● PROBLEM DESCRIPTION
Below is some material; transcribe all of it exactly.

● DATA ENTRIES
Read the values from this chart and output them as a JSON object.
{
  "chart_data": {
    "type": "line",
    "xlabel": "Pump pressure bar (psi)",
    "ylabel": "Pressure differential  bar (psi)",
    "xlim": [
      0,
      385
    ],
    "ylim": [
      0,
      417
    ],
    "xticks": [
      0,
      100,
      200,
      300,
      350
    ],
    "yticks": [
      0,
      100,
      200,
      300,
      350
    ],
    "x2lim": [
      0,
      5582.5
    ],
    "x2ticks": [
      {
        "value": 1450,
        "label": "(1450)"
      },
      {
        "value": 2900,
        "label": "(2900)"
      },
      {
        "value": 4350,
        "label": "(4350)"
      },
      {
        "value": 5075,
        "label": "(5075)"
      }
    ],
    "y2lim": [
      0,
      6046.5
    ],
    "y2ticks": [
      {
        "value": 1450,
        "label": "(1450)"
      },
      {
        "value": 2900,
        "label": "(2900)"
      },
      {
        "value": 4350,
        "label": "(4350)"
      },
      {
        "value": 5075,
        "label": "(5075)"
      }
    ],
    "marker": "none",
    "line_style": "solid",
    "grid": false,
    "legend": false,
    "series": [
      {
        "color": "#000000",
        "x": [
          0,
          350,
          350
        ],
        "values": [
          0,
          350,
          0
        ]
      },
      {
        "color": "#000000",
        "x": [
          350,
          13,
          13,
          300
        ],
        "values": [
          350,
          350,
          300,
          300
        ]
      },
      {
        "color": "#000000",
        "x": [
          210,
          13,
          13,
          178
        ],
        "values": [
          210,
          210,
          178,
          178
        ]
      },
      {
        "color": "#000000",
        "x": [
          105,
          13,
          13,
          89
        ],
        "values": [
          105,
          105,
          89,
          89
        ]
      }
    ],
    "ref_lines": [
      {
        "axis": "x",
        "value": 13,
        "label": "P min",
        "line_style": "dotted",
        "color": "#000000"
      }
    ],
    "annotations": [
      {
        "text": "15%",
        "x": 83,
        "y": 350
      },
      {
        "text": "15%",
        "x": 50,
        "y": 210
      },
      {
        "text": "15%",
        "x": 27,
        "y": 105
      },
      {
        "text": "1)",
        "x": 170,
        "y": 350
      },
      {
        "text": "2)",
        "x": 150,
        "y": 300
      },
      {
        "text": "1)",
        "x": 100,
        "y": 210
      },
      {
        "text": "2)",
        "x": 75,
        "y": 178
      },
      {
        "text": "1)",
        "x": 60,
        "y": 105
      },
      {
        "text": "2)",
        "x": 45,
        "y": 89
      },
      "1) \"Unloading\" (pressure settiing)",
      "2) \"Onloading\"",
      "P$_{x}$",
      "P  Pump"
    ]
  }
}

● TASK OUTPUT
Read the values from this chart and output them as a JSON object.
{
  "chart_data": {
    "type": "line",
    "xlabel": "Pump pressure bar (psi)",
    "ylabel": "Pressure differential  bar (psi)",
    "xlim": [
      0,
      385
    ],
    "ylim": [
      0,
      417
    ],
    "xticks": [
      0,
      100,
      200,
      300,
      350
    ],
    "yticks": [
      0,
      100,
      200,
      300,
      350
    ],
    "x2lim": [
      0,
      5582.5
    ],
    "x2ticks": [
      {
        "value": 1450,
        "label": "(1450)"
      },
      {
        "value": 2900,
        "label": "(2900)"
      },
      {
        "value": 4350,
        "label": "(4350)"
      },
      {
        "value": 5075,
        "label": "(5075)"
      }
    ],
    "y2lim": [
      0,
      6046.5
    ],
    "y2ticks": [
      {
        "value": 1450,
        "label": "(1450)"
      },
      {
        "value": 2900,
        "label": "(2900)"
      },
      {
        "value": 4350,
        "label": "(4350)"
      },
      {
        "value": 5075,
        "label": "(5075)"
      }
    ],
    "marker": "none",
    "line_style": "solid",
    "grid": false,
    "legend": false,
    "series": [
      {
        "color": "#000000",
        "x": [
          0,
          350,
          350
        ],
        "values": [
          0,
          350,
          0
        ]
      },
      {
        "color": "#000000",
        "x": [
          350,
          13,
          13,
          300
        ],
        "values": [
          350,
          350,
          300,
          300
        ]
      },
      {
        "color": "#000000",
        "x": [
          210,
          13,
          13,
          178
        ],
        "values": [
          210,
          210,
          178,
          178
        ]
      },
      {
        "color": "#000000",
        "x": [
          105,
          13,
          13,
          89
        ],
        "values": [
          105,
          105,
          89,
          89
        ]
      }
    ],
    "ref_lines": [
      {
        "axis": "x",
        "value": 13,
        "label": "P min",
        "line_style": "dotted",
        "color": "#000000"
      }
    ],
    "annotations": [
      {
        "text": "15%",
        "x": 83,
        "y": 350
      },
      {
        "text": "15%",
        "x": 50,
        "y": 210
      },
      {
        "text": "15%",
        "x": 27,
        "y": 105
      },
      {
        "text": "1)",
        "x": 170,
        "y": 350
      },
      {
        "text": "2)",
        "x": 150,
        "y": 300
      },
      {
        "text": "1)",
        "x": 100,
        "y": 210
      },
      {
        "text": "2)",
        "x": 75,
        "y": 178
      },
      {
        "text": "1)",
        "x": 60,
        "y": 105
      },
      {
        "text": "2)",
        "x": 45,
        "y": 89
      },
      "1) \"Unloading\" (pressure settiing)",
      "2) \"Onloading\"",
      "P$_{x}$",
      "P  Pump"
    ]
  }
}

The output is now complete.